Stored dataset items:
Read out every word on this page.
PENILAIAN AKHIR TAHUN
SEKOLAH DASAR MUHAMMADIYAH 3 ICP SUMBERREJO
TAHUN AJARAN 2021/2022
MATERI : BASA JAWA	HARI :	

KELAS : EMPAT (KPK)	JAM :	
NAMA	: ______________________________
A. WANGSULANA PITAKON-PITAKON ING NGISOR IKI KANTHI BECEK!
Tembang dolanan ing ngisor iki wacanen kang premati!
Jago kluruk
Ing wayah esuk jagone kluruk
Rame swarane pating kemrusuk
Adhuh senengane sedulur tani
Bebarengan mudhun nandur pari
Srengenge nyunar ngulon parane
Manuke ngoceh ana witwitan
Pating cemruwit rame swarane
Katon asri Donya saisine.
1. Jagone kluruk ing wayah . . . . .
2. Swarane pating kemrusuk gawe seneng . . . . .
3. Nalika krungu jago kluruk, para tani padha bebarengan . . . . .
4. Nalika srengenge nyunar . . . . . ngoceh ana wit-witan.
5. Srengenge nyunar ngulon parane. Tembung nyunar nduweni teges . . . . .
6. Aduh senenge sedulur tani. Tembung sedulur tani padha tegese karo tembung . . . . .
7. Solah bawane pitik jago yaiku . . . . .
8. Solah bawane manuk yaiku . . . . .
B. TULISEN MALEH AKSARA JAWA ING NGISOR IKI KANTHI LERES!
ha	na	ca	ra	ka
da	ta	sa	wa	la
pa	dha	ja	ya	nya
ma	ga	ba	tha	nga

**Exercise**
Could you transcribe the records in full, exactly?

**Result of this task**
Read out every word on this page.
PENILAIAN AKHIR TAHUN
SEKOLAH DASAR MUHAMMADIYAH 3 ICP SUMBERREJO
TAHUN AJARAN 2021/2022
MATERI : BASA JAWA	HARI :	

KELAS : EMPAT (KPK)	JAM :	
NAMA	: ______________________________
A. WANGSULANA PITAKON-PITAKON ING NGISOR IKI KANTHI BECEK!
Tembang dolanan ing ngisor iki wacanen kang premati!
Jago kluruk
Ing wayah esuk jagone kluruk
Rame swarane pating kemrusuk
Adhuh senengane sedulur tani
Bebarengan mudhun nandur pari
Srengenge nyunar ngulon parane
Manuke ngoceh ana witwitan
Pating cemruwit rame swarane
Katon asri Donya saisine.
1. Jagone kluruk ing wayah . . . . .
2. Swarane pating kemrusuk gawe seneng . . . . .
3. Nalika krungu jago kluruk, para tani padha bebarengan . . . . .
4. Nalika srengenge nyunar . . . . . ngoceh ana wit-witan.
5. Srengenge nyunar ngulon parane. Tembung nyunar nduweni teges . . . . .
6. Aduh senenge sedulur tani. Tembung sedulur tani padha tegese karo tembung . . . . .
7. Solah bawane pitik jago yaiku . . . . .
8. Solah bawane manuk yaiku . . . . .
B. TULISEN MALEH AKSARA JAWA ING NGISOR IKI KANTHI LERES!
ha	na	ca	ra	ka
da	ta	sa	wa	la
pa	dha	ja	ya	nya
ma	ga	ba	tha	nga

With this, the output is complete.